**Required work:** Starting at the line that contains "Patent image size: (880, 674)." and going through the end of the rows, turn those lines into a numbered list with blank lines dropped.

— begin Given information —

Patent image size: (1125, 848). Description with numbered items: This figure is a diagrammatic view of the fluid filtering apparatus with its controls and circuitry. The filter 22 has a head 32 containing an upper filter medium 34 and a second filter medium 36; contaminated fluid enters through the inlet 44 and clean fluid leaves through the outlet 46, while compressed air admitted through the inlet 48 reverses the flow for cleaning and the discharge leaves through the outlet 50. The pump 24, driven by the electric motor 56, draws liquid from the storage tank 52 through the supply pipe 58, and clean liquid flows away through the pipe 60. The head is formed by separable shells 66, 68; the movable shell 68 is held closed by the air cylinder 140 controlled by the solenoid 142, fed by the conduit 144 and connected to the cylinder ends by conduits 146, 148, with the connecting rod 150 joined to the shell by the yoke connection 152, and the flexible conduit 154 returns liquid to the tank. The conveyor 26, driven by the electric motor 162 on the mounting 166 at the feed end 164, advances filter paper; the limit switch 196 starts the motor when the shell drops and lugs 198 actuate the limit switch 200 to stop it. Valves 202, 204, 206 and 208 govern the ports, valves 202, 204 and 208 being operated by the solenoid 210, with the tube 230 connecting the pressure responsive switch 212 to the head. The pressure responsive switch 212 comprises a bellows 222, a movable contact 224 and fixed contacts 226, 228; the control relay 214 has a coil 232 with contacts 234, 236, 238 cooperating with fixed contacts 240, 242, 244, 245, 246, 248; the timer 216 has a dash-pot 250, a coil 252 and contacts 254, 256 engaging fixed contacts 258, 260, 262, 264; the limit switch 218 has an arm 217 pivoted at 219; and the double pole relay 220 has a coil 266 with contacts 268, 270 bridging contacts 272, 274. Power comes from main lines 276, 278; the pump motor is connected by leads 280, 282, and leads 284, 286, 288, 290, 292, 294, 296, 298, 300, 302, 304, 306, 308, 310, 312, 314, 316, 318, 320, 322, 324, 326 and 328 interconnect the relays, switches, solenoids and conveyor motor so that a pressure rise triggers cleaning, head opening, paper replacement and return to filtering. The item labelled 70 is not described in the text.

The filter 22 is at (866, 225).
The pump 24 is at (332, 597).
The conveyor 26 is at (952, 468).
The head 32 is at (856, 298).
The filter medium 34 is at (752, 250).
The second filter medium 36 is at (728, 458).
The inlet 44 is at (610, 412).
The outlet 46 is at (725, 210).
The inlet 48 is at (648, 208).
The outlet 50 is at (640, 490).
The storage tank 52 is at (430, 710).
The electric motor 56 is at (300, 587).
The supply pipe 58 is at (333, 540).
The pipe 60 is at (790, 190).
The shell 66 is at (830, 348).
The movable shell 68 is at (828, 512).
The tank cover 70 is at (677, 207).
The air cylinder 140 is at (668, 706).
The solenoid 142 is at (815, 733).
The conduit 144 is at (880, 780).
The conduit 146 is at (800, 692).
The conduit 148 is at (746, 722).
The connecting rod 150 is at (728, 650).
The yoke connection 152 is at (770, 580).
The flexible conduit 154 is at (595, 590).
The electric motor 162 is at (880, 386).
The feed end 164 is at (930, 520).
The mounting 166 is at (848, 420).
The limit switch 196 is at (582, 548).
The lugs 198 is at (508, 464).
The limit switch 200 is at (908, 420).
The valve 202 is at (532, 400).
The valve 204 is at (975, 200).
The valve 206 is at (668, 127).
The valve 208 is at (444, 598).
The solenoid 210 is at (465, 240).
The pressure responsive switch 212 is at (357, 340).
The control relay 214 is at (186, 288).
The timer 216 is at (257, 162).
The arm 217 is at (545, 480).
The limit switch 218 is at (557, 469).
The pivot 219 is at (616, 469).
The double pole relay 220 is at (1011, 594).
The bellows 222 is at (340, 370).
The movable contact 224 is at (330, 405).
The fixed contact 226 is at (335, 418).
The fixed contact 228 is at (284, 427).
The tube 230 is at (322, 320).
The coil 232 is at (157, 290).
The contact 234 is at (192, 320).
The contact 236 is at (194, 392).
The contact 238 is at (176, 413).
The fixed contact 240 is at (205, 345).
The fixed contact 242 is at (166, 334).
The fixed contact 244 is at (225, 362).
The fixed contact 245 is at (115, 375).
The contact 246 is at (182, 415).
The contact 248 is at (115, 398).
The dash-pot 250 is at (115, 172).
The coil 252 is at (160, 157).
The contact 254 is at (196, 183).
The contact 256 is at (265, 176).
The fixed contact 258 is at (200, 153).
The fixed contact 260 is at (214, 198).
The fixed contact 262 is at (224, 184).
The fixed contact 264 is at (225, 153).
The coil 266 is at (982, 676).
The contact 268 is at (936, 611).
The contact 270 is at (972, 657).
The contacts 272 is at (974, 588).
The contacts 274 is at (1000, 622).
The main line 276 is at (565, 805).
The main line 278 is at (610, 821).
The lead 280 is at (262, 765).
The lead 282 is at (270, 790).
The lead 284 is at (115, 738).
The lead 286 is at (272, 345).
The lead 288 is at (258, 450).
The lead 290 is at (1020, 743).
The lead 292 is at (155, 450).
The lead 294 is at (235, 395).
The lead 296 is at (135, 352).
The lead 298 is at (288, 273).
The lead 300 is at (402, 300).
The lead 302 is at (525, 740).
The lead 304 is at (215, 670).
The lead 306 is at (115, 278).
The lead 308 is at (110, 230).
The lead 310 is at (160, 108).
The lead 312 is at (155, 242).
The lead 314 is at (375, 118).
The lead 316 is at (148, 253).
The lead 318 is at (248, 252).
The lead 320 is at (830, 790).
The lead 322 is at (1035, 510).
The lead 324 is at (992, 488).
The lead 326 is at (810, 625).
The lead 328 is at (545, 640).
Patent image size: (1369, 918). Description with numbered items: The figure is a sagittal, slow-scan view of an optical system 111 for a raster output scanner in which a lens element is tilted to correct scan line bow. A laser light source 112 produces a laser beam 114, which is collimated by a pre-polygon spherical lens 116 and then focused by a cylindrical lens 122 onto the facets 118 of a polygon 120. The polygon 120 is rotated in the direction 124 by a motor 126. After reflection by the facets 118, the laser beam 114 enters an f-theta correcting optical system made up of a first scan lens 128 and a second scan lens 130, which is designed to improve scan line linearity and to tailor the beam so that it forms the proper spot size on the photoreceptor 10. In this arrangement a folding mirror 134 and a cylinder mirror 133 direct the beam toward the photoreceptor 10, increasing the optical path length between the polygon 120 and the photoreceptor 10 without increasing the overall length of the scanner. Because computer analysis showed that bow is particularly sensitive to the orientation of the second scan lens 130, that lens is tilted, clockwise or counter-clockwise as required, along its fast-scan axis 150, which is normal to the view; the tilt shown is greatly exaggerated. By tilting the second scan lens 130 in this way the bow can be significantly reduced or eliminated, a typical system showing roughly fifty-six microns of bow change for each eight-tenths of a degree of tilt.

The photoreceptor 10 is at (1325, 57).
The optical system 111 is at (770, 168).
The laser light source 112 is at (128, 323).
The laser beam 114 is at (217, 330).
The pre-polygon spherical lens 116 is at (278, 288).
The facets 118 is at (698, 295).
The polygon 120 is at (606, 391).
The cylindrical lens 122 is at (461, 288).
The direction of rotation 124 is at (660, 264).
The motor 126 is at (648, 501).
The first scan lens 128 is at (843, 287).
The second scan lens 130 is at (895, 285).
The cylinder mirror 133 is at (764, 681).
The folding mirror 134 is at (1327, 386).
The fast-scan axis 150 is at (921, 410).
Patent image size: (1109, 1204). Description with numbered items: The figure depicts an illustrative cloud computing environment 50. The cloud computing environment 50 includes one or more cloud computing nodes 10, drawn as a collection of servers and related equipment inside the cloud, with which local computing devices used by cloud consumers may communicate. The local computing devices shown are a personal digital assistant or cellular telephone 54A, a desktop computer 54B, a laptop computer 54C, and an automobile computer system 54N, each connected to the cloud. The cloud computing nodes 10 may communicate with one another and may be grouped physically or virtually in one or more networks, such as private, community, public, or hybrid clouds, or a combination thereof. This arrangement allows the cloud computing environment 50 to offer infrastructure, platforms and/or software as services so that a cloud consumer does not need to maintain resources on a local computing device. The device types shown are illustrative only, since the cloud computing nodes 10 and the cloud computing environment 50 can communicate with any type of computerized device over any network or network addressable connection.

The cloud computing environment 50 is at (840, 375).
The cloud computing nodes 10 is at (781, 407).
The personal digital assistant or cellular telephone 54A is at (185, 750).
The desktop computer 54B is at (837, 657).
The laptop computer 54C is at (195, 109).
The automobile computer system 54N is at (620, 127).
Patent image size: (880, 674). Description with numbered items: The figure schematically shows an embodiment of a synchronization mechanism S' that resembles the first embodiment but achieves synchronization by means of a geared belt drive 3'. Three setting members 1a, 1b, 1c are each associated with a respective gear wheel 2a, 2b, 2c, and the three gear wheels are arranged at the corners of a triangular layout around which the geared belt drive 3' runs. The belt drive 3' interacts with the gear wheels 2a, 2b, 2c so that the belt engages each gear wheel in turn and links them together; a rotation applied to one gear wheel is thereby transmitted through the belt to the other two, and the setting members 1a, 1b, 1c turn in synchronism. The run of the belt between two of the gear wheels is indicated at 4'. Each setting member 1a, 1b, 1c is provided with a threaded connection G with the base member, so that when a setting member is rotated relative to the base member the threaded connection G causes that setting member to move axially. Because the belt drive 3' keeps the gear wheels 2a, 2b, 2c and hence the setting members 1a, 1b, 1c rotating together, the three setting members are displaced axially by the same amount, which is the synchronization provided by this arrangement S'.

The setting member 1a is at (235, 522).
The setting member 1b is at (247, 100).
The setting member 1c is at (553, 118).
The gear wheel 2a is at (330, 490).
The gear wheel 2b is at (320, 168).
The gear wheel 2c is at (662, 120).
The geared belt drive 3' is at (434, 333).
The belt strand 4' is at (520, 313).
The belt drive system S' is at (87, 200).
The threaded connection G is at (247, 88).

— end Given information —

**Output:**
1. Patent image size: (880, 674). Description with numbered items: The figure schematically shows an embodiment of a synchronization mechanism S' that resembles the first embodiment but achieves synchronization by means of a geared belt drive 3'. Three setting members 1a, 1b, 1c are each associated with a respective gear wheel 2a, 2b, 2c, and the three gear wheels are arranged at the corners of a triangular layout around which the geared belt drive 3' runs. The belt drive 3' interacts with the gear wheels 2a, 2b, 2c so that the belt engages each gear wheel in turn and links them together; a rotation applied to one gear wheel is thereby transmitted through the belt to the other two, and the setting members 1a, 1b, 1c turn in synchronism. The run of the belt between two of the gear wheels is indicated at 4'. Each setting member 1a, 1b, 1c is provided with a threaded connection G with the base member, so that when a setting member is rotated relative to the base member the threaded connection G causes that setting member to move axially. Because the belt drive 3' keeps the gear wheels 2a, 2b, 2c and hence the setting members 1a, 1b, 1c rotating together, the three setting members are displaced axially by the same amount, which is the synchronization provided by this arrangement S'.
2. The setting member 1a is at (235, 522).
3. The setting member 1b is at (247, 100).
4. The setting member 1c is at (553, 118).
5. The gear wheel 2a is at (330, 490).
6. The gear wheel 2b is at (320, 168).
7. The gear wheel 2c is at (662, 120).
8. The geared belt drive 3' is at (434, 333).
9. The belt strand 4' is at (520, 313).
10. The belt drive system S' is at (87, 200).
11. The threaded connection G is at (247, 88).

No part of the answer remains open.